- WHAT YOU WILL DO -
Would you write out the entries below, every one of them, exactly?

- PROVIDED ENTRIES -
________________________________________
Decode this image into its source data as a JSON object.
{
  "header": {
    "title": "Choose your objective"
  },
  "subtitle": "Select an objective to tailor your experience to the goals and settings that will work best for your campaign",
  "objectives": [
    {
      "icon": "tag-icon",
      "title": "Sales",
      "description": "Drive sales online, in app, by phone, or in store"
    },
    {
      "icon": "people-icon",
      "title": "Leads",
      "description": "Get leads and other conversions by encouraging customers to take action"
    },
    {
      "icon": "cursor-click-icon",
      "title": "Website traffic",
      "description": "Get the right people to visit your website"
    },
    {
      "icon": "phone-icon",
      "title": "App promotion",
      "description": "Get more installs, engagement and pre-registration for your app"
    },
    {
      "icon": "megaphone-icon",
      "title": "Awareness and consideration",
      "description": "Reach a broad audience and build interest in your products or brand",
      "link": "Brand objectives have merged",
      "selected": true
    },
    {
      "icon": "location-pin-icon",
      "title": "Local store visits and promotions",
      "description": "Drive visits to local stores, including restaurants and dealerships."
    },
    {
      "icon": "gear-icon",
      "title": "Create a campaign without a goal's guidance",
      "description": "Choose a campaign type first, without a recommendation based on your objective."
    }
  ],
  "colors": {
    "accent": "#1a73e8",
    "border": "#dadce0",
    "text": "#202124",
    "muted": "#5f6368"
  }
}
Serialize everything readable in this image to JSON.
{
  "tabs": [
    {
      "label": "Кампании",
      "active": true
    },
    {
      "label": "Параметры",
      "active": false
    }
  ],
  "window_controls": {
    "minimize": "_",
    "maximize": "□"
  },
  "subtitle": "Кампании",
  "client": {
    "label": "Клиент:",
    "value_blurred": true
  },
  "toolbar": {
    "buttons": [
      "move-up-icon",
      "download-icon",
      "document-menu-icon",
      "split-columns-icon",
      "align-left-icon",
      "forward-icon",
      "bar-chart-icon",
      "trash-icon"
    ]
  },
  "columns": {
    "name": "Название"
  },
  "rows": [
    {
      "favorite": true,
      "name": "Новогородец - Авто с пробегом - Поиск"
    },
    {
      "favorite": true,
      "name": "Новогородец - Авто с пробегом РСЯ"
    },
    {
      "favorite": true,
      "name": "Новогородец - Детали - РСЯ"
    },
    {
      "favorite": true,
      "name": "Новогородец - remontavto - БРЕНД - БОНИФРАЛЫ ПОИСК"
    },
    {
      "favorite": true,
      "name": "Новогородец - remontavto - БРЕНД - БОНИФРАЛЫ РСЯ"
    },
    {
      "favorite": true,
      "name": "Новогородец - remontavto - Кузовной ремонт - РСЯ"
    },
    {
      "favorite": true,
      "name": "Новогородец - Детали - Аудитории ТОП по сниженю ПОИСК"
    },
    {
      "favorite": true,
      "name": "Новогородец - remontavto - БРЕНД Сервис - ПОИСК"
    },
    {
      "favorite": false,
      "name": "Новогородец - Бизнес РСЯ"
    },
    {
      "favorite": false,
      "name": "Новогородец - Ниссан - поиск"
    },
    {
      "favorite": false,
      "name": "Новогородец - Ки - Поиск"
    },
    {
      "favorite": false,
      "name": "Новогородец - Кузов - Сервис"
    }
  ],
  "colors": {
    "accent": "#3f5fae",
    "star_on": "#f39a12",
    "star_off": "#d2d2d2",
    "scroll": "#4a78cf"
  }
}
________________________________________
- COMPLETE RESPONSE -
Decode this image into its source data as a JSON object.
{
  "header": {
    "title": "Choose your objective"
  },
  "subtitle": "Select an objective to tailor your experience to the goals and settings that will work best for your campaign",
  "objectives": [
    {
      "icon": "tag-icon",
      "title": "Sales",
      "description": "Drive sales online, in app, by phone, or in store"
    },
    {
      "icon": "people-icon",
      "title": "Leads",
      "description": "Get leads and other conversions by encouraging customers to take action"
    },
    {
      "icon": "cursor-click-icon",
      "title": "Website traffic",
      "description": "Get the right people to visit your website"
    },
    {
      "icon": "phone-icon",
      "title": "App promotion",
      "description": "Get more installs, engagement and pre-registration for your app"
    },
    {
      "icon": "megaphone-icon",
      "title": "Awareness and consideration",
      "description": "Reach a broad audience and build interest in your products or brand",
      "link": "Brand objectives have merged",
      "selected": true
    },
    {
      "icon": "location-pin-icon",
      "title": "Local store visits and promotions",
      "description": "Drive visits to local stores, including restaurants and dealerships."
    },
    {
      "icon": "gear-icon",
      "title": "Create a campaign without a goal's guidance",
      "description": "Choose a campaign type first, without a recommendation based on your objective."
    }
  ],
  "colors": {
    "accent": "#1a73e8",
    "border": "#dadce0",
    "text": "#202124",
    "muted": "#5f6368"
  }
}
Serialize everything readable in this image to JSON.
{
  "tabs": [
    {
      "label": "Кампании",
      "active": true
    },
    {
      "label": "Параметры",
      "active": false
    }
  ],
  "window_controls": {
    "minimize": "_",
    "maximize": "□"
  },
  "subtitle": "Кампании",
  "client": {
    "label": "Клиент:",
    "value_blurred": true
  },
  "toolbar": {
    "buttons": [
      "move-up-icon",
      "download-icon",
      "document-menu-icon",
      "split-columns-icon",
      "align-left-icon",
      "forward-icon",
      "bar-chart-icon",
      "trash-icon"
    ]
  },
  "columns": {
    "name": "Название"
  },
  "rows": [
    {
      "favorite": true,
      "name": "Новогородец - Авто с пробегом - Поиск"
    },
    {
      "favorite": true,
      "name": "Новогородец - Авто с пробегом РСЯ"
    },
    {
      "favorite": true,
      "name": "Новогородец - Детали - РСЯ"
    },
    {
      "favorite": true,
      "name": "Новогородец - remontavto - БРЕНД - БОНИФРАЛЫ ПОИСК"
    },
    {
      "favorite": true,
      "name": "Новогородец - remontavto - БРЕНД - БОНИФРАЛЫ РСЯ"
    },
    {
      "favorite": true,
      "name": "Новогородец - remontavto - Кузовной ремонт - РСЯ"
    },
    {
      "favorite": true,
      "name": "Новогородец - Детали - Аудитории ТОП по сниженю ПОИСК"
    },
    {
      "favorite": true,
      "name": "Новогородец - remontavto - БРЕНД Сервис - ПОИСК"
    },
    {
      "favorite": false,
      "name": "Новогородец - Бизнес РСЯ"
    },
    {
      "favorite": false,
      "name": "Новогородец - Ниссан - поиск"
    },
    {
      "favorite": false,
      "name": "Новогородец - Ки - Поиск"
    },
    {
      "favorite": false,
      "name": "Новогородец - Кузов - Сервис"
    }
  ],
  "colors": {
    "accent": "#3f5fae",
    "star_on": "#f39a12",
    "star_off": "#d2d2d2",
    "scroll": "#4a78cf"
  }
}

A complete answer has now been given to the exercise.